SHORT EXERCISE: Give the number of lines containing the word "economic", and nothing else.
### AVAILABLE RECORDS
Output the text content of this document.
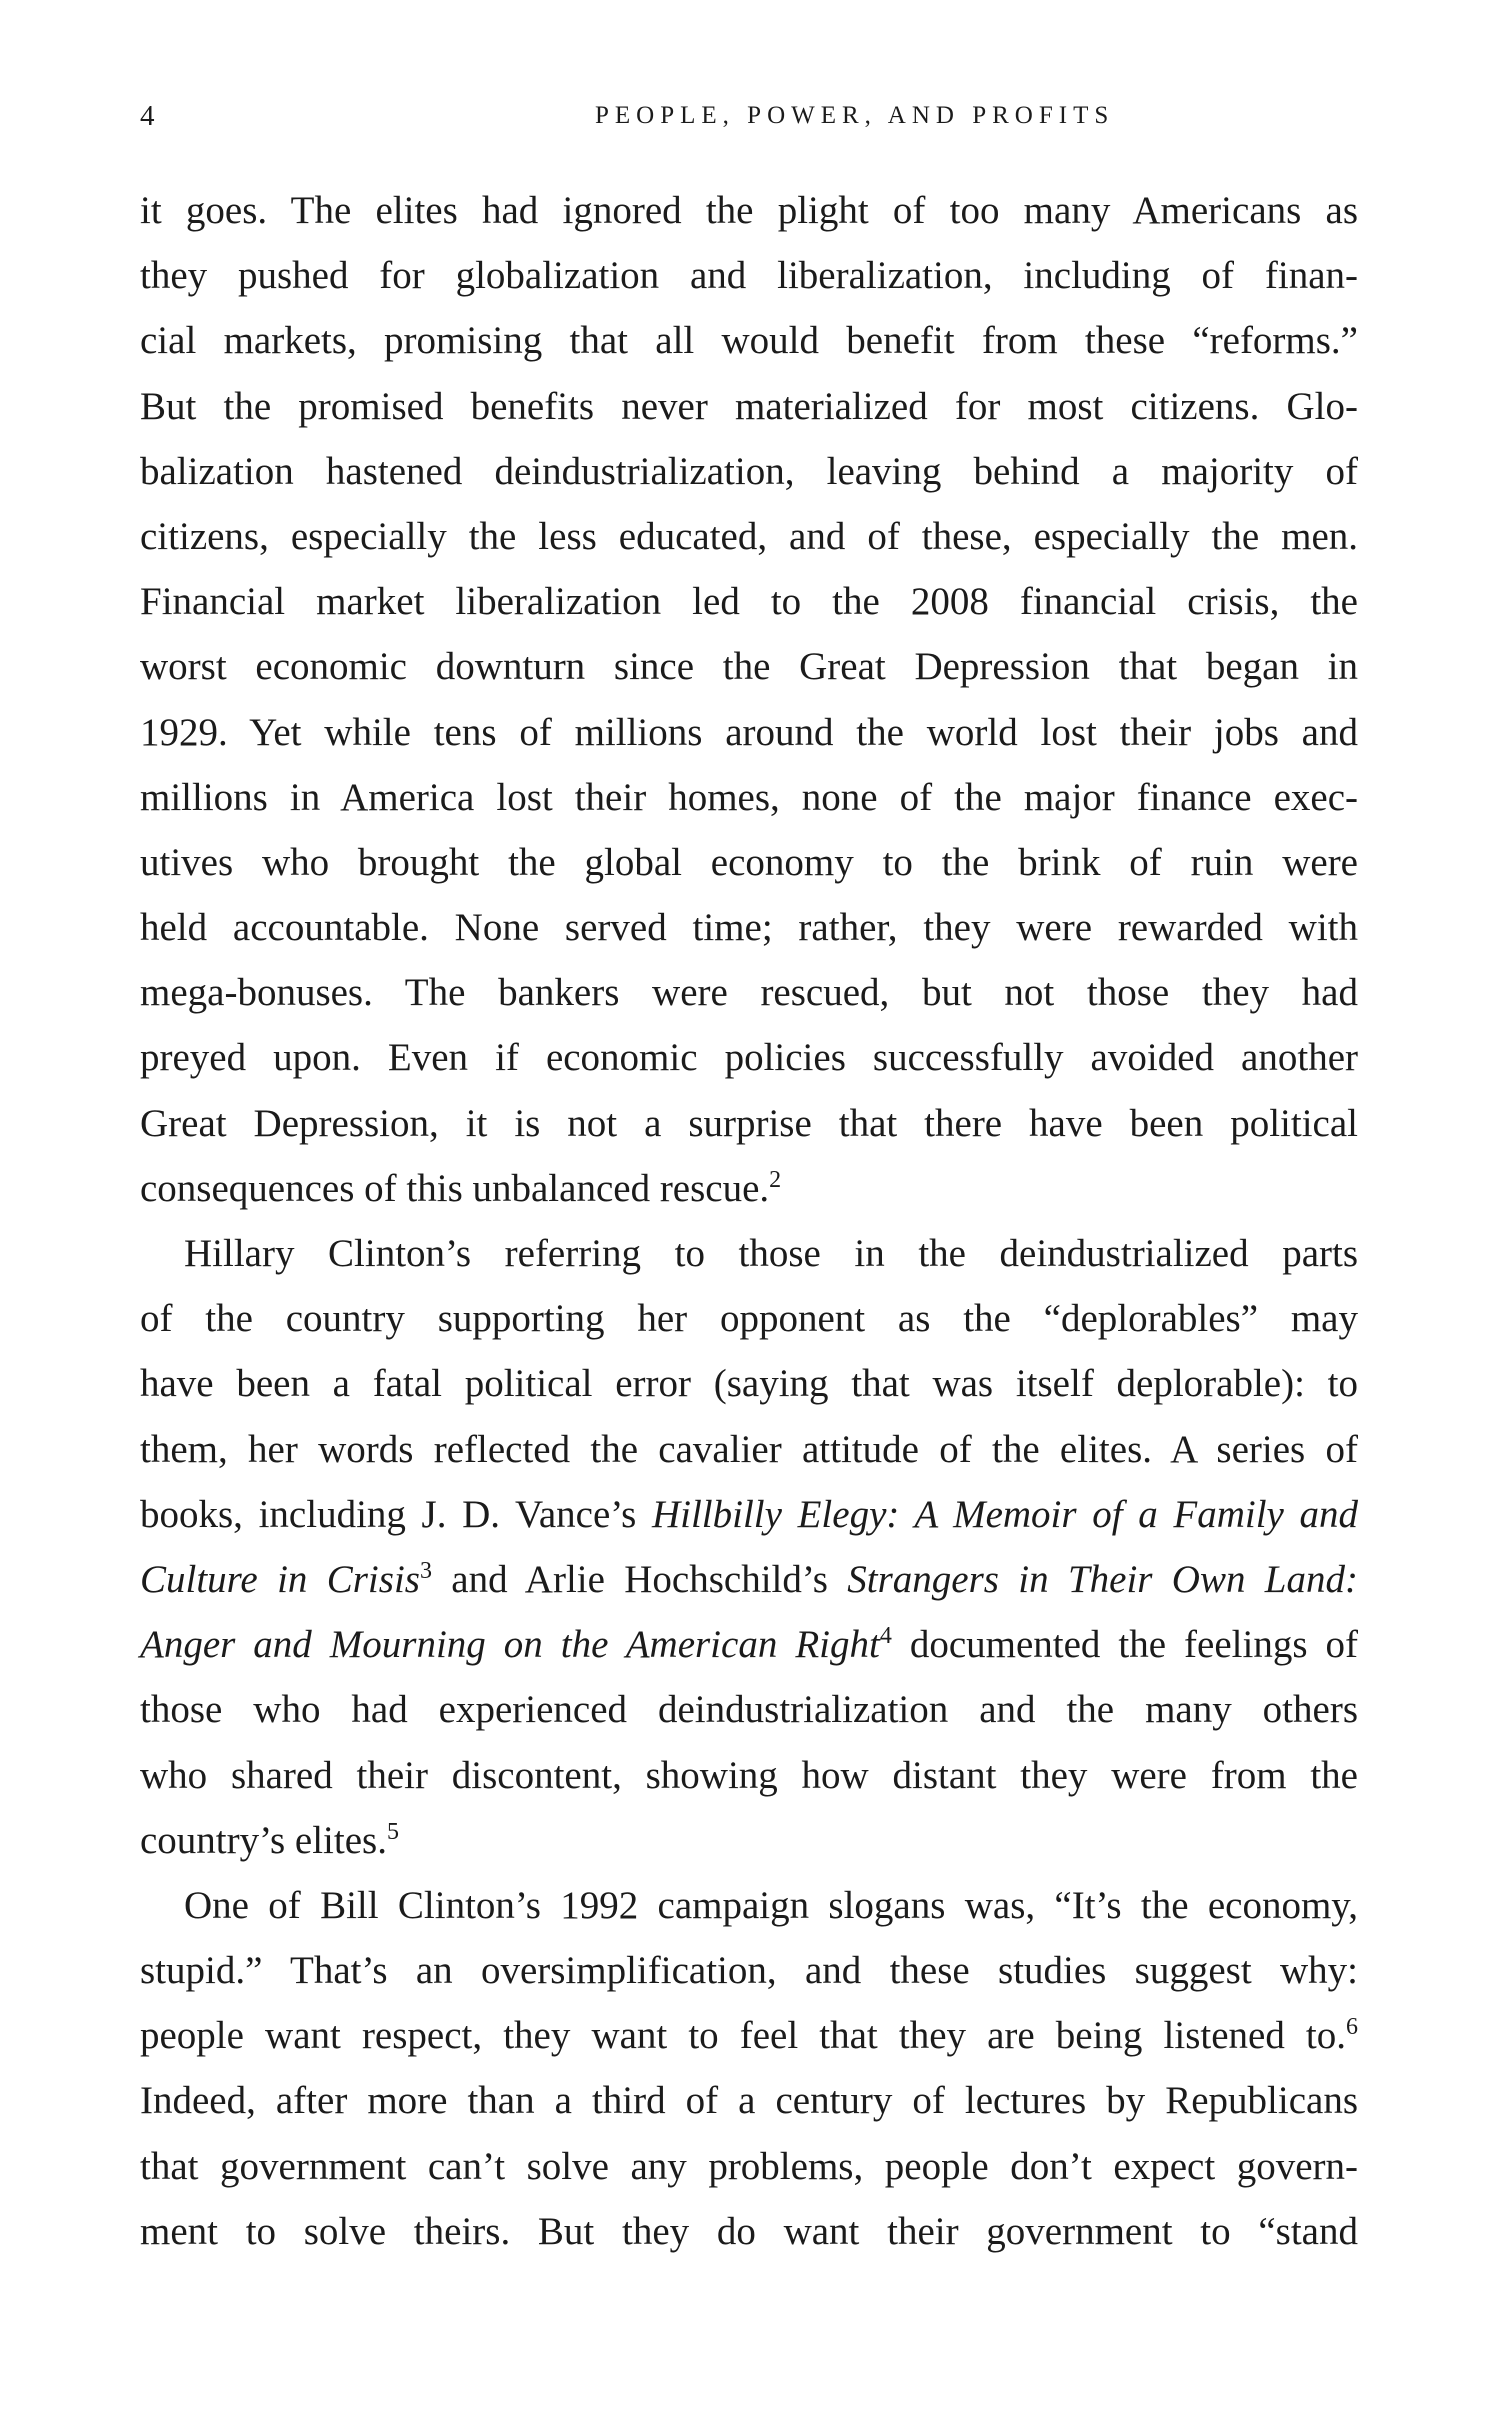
4	PEOPLE, POWER, AND PROFITS
it goes. The elites had ignored the plight of too many Americans as
they pushed for globalization and liberalization, including of finan-
cial markets, promising that all would benefit from these “reforms.”
But the promised benefits never materialized for most citizens. Glo-
balization hastened deindustrialization, leaving behind a majority of
citizens, especially the less educated, and of these, especially the men.
Financial market liberalization led to the 2008 financial crisis, the
worst economic downturn since the Great Depression that began in
1929. Yet while tens of millions around the world lost their jobs and
millions in America lost their homes, none of the major finance exec-
utives who brought the global economy to the brink of ruin were
held accountable. None served time; rather, they were rewarded with
mega-bonuses. The bankers were rescued, but not those they had
preyed upon. Even if economic policies successfully avoided another
Great Depression, it is not a surprise that there have been political
consequences of this unbalanced rescue.$^2$
Hillary Clinton’s referring to those in the deindustrialized parts
of the country supporting her opponent as the “deplorables” may
have been a fatal political error (saying that was itself deplorable): to
them, her words reflected the cavalier attitude of the elites. A series of
books, including J. D. Vance’s Hillbilly Elegy: A Memoir of a Family and
Culture in Crisis$^3$ and Arlie Hochschild’s Strangers in Their Own Land:
Anger and Mourning on the American Right$^4$ documented the feelings of
those who had experienced deindustrialization and the many others
who shared their discontent, showing how distant they were from the
country’s elites.$^5$
One of Bill Clinton’s 1992 campaign slogans was, “It’s the economy,
stupid.” That’s an oversimplification, and these studies suggest why:
people want respect, they want to feel that they are being listened to.$^6$
Indeed, after more than a third of a century of lectures by Republicans
that government can’t solve any problems, people don’t expect govern-
ment to solve theirs. But they do want their government to “stand
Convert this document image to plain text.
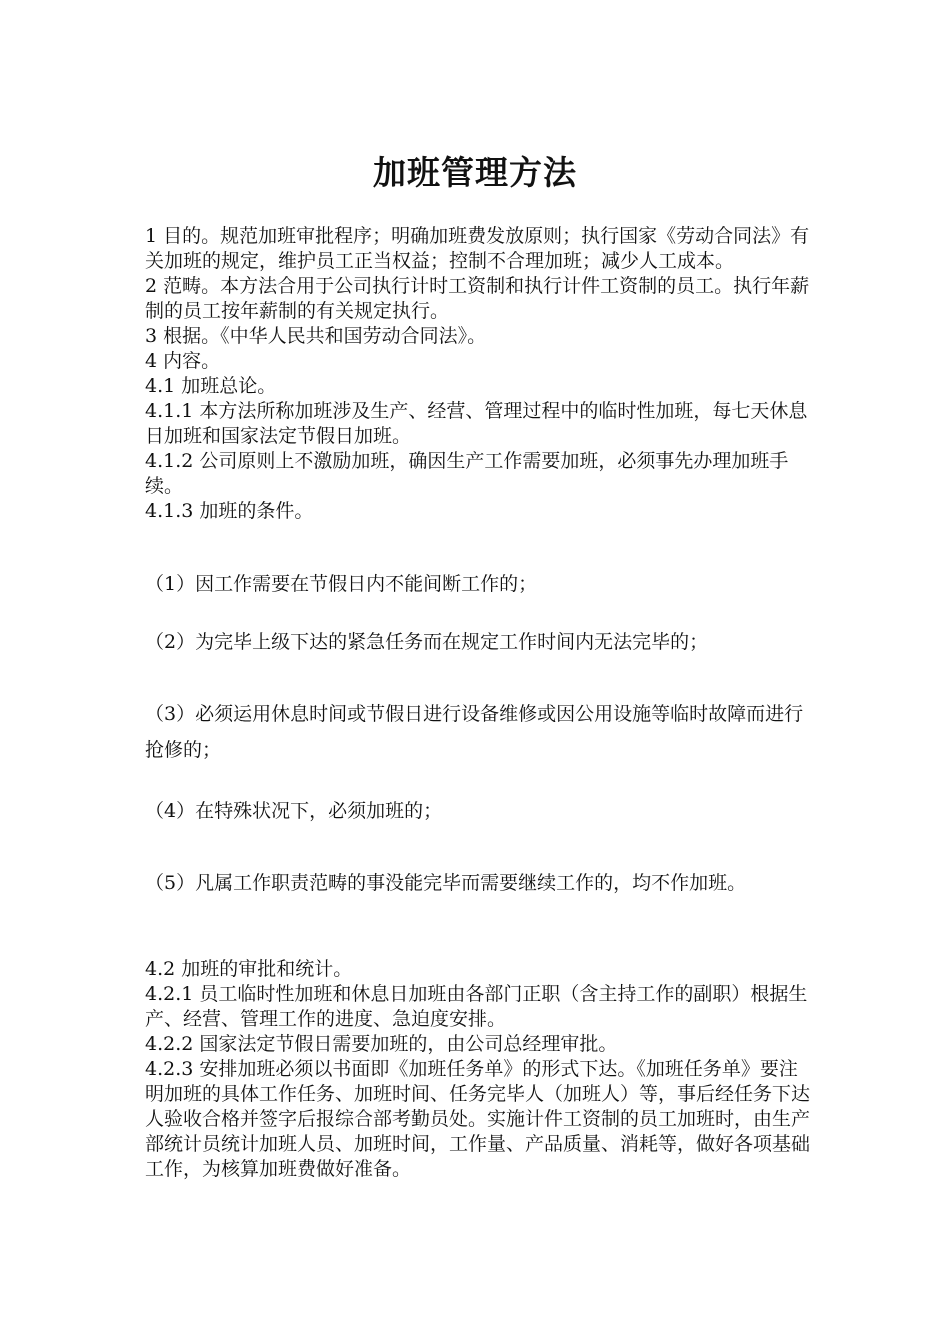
加班管理方法

1 目的。规范加班审批程序；明确加班费发放原则；执行国家《劳动合同法》有关加班的规定，维护员工正当权益；控制不合理加班；减少人工成本。

2 范畴。本方法合用于公司执行计时工资制和执行计件工资制的员工。执行年薪制的员工按年薪制的有关规定执行。

3 根据。《中华人民共和国劳动合同法》。

4 内容。

4.1 加班总论。

4.1.1 本方法所称加班涉及生产、经营、管理过程中的临时性加班，每七天休息日加班和国家法定节假日加班。

4.1.2 公司原则上不激励加班，确因生产工作需要加班，必须事先办理加班手续。

4.1.3 加班的条件。

（1）因工作需要在节假日内不能间断工作的；

（2）为完毕上级下达的紧急任务而在规定工作时间内无法完毕的；

（3）必须运用休息时间或节假日进行设备维修或因公用设施等临时故障而进行抢修的；

（4）在特殊状况下，必须加班的；

（5）凡属工作职责范畴的事没能完毕而需要继续工作的，均不作加班。

4.2 加班的审批和统计。

4.2.1 员工临时性加班和休息日加班由各部门正职（含主持工作的副职）根据生产、经营、管理工作的进度、急迫度安排。

4.2.2 国家法定节假日需要加班的，由公司总经理审批。

4.2.3 安排加班必须以书面即《加班任务单》的形式下达。《加班任务单》要注明加班的具体工作任务、加班时间、任务完毕人（加班人）等，事后经任务下达人验收合格并签字后报综合部考勤员处。实施计件工资制的员工加班时，由生产部统计员统计加班人员、加班时间，工作量、产品质量、消耗等，做好各项基础工作，为核算加班费做好准备。
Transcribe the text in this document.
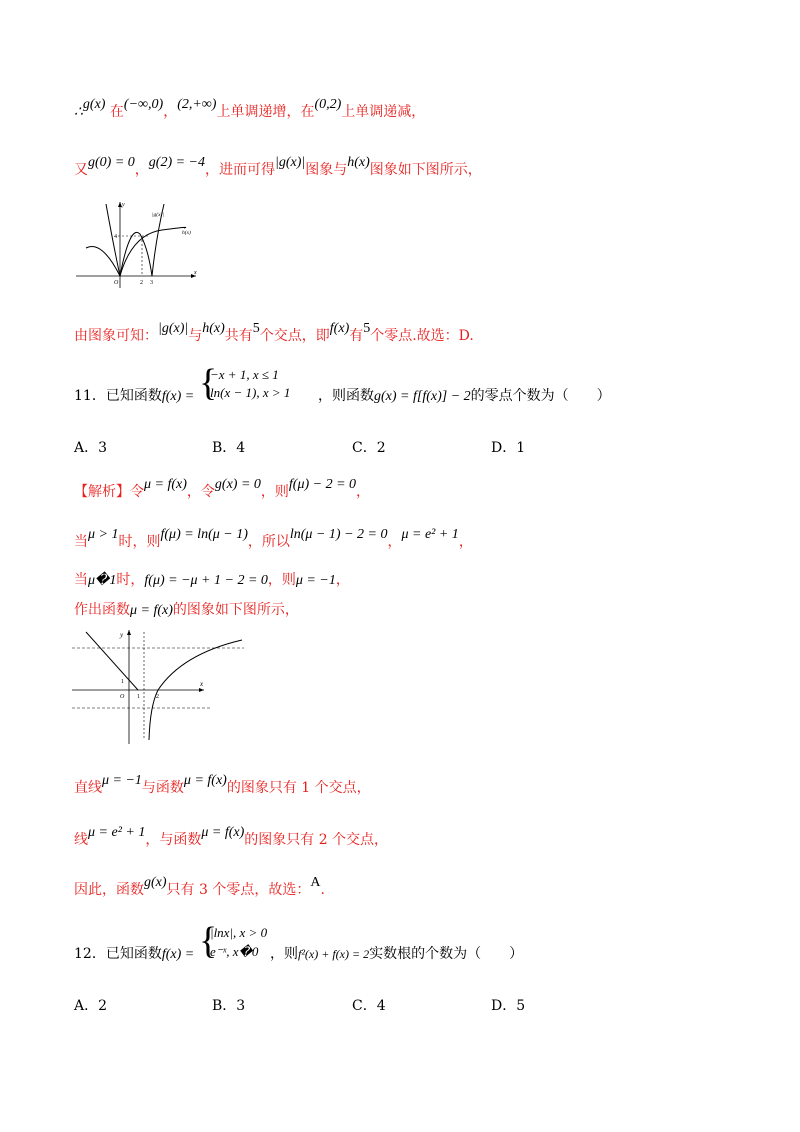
∴g(x) 在(−∞,0)，(2,+∞)上单调递增，在(0,2)上单调递减，
又g(0) = 0，g(2) = −4，进而可得|g(x)|图象与h(x)图象如下图所示，
y
x
O
4
2 3
|g(x)|
h(x)
由图象可知：|g(x)|与h(x)共有5个交点，即f(x)有5个零点.故选：D.
11．已知函数f(x) = {
−x + 1, x ≤ 1
ln(x − 1), x > 1 ，则函数g(x) = f[f(x)] − 2的零点个数为（　　）
A．3	B．4	C．2	D．1
【解析】令μ = f(x)，令g(x) = 0，则f(μ) − 2 = 0，
当μ > 1时，则f(μ) = ln(μ − 1)，所以ln(μ − 1) − 2 = 0，μ = e² + 1，
当μ�1时，f(μ) = −μ + 1 − 2 = 0，则μ = −1，
作出函数μ = f(x)的图象如下图所示，
y
x
O
1
1	2
直线μ = −1与函数μ = f(x)的图象只有 1 个交点，
线μ = e² + 1，与函数μ = f(x)的图象只有 2 个交点，
因此，函数g(x)只有 3 个零点，故选：A.
12．已知函数f(x) = {
|lnx|, x > 0
e⁻ˣ, x�0 ，则f²(x) + f(x) = 2实数根的个数为（　　）
A．2	B．3	C．4	D．5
######
RESPONSE TO THE EXERCISE: 2